Stated task ▸ Provide the records once more, identical to the original.

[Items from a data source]
--*--
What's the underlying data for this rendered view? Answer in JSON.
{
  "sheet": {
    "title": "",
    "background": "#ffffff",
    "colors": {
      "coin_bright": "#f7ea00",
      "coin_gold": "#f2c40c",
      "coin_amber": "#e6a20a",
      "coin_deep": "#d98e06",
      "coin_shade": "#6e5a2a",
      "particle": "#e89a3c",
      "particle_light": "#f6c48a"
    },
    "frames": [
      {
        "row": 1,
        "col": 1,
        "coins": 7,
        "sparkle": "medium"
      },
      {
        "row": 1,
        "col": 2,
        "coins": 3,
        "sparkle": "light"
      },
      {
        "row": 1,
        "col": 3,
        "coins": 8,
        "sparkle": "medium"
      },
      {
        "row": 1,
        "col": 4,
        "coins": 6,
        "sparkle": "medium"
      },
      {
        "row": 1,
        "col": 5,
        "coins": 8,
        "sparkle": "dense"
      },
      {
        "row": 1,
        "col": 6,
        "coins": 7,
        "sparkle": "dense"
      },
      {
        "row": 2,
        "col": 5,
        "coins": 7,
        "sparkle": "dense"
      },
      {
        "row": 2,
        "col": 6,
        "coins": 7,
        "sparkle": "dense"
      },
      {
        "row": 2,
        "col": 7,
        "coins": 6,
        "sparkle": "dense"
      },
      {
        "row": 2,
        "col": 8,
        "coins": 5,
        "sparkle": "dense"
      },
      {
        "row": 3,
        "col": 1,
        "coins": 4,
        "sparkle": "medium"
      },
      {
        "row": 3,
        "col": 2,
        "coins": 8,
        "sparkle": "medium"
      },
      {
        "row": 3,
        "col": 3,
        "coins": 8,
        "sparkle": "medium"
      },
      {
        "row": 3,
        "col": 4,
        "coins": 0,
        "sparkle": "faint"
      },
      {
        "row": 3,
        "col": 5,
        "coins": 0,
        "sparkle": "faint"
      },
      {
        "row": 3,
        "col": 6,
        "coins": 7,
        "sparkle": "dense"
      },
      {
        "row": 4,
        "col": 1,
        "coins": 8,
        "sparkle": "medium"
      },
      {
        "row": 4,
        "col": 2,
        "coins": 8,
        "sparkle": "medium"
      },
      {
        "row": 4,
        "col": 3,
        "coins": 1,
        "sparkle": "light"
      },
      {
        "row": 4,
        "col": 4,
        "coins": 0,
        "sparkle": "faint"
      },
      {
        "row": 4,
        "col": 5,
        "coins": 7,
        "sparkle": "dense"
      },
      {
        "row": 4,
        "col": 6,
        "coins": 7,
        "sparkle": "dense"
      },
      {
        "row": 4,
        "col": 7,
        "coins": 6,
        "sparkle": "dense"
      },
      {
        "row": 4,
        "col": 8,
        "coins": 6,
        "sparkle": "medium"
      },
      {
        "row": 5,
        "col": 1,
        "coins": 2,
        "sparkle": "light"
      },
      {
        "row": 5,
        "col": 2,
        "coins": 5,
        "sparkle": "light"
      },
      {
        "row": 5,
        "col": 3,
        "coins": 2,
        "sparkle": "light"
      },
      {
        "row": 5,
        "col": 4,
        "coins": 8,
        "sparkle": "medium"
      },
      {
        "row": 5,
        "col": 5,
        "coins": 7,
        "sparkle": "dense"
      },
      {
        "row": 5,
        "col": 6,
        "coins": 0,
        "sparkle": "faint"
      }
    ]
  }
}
--*--
Output for this task ▸
What's the underlying data for this rendered view? Answer in JSON.
{
  "sheet": {
    "title": "",
    "background": "#ffffff",
    "colors": {
      "coin_bright": "#f7ea00",
      "coin_gold": "#f2c40c",
      "coin_amber": "#e6a20a",
      "coin_deep": "#d98e06",
      "coin_shade": "#6e5a2a",
      "particle": "#e89a3c",
      "particle_light": "#f6c48a"
    },
    "frames": [
      {
        "row": 1,
        "col": 1,
        "coins": 7,
        "sparkle": "medium"
      },
      {
        "row": 1,
        "col": 2,
        "coins": 3,
        "sparkle": "light"
      },
      {
        "row": 1,
        "col": 3,
        "coins": 8,
        "sparkle": "medium"
      },
      {
        "row": 1,
        "col": 4,
        "coins": 6,
        "sparkle": "medium"
      },
      {
        "row": 1,
        "col": 5,
        "coins": 8,
        "sparkle": "dense"
      },
      {
        "row": 1,
        "col": 6,
        "coins": 7,
        "sparkle": "dense"
      },
      {
        "row": 2,
        "col": 5,
        "coins": 7,
        "sparkle": "dense"
      },
      {
        "row": 2,
        "col": 6,
        "coins": 7,
        "sparkle": "dense"
      },
      {
        "row": 2,
        "col": 7,
        "coins": 6,
        "sparkle": "dense"
      },
      {
        "row": 2,
        "col": 8,
        "coins": 5,
        "sparkle": "dense"
      },
      {
        "row": 3,
        "col": 1,
        "coins": 4,
        "sparkle": "medium"
      },
      {
        "row": 3,
        "col": 2,
        "coins": 8,
        "sparkle": "medium"
      },
      {
        "row": 3,
        "col": 3,
        "coins": 8,
        "sparkle": "medium"
      },
      {
        "row": 3,
        "col": 4,
        "coins": 0,
        "sparkle": "faint"
      },
      {
        "row": 3,
        "col": 5,
        "coins": 0,
        "sparkle": "faint"
      },
      {
        "row": 3,
        "col": 6,
        "coins": 7,
        "sparkle": "dense"
      },
      {
        "row": 4,
        "col": 1,
        "coins": 8,
        "sparkle": "medium"
      },
      {
        "row": 4,
        "col": 2,
        "coins": 8,
        "sparkle": "medium"
      },
      {
        "row": 4,
        "col": 3,
        "coins": 1,
        "sparkle": "light"
      },
      {
        "row": 4,
        "col": 4,
        "coins": 0,
        "sparkle": "faint"
      },
      {
        "row": 4,
        "col": 5,
        "coins": 7,
        "sparkle": "dense"
      },
      {
        "row": 4,
        "col": 6,
        "coins": 7,
        "sparkle": "dense"
      },
      {
        "row": 4,
        "col": 7,
        "coins": 6,
        "sparkle": "dense"
      },
      {
        "row": 4,
        "col": 8,
        "coins": 6,
        "sparkle": "medium"
      },
      {
        "row": 5,
        "col": 1,
        "coins": 2,
        "sparkle": "light"
      },
      {
        "row": 5,
        "col": 2,
        "coins": 5,
        "sparkle": "light"
      },
      {
        "row": 5,
        "col": 3,
        "coins": 2,
        "sparkle": "light"
      },
      {
        "row": 5,
        "col": 4,
        "coins": 8,
        "sparkle": "medium"
      },
      {
        "row": 5,
        "col": 5,
        "coins": 7,
        "sparkle": "dense"
      },
      {
        "row": 5,
        "col": 6,
        "coins": 0,
        "sparkle": "faint"
      }
    ]
  }
}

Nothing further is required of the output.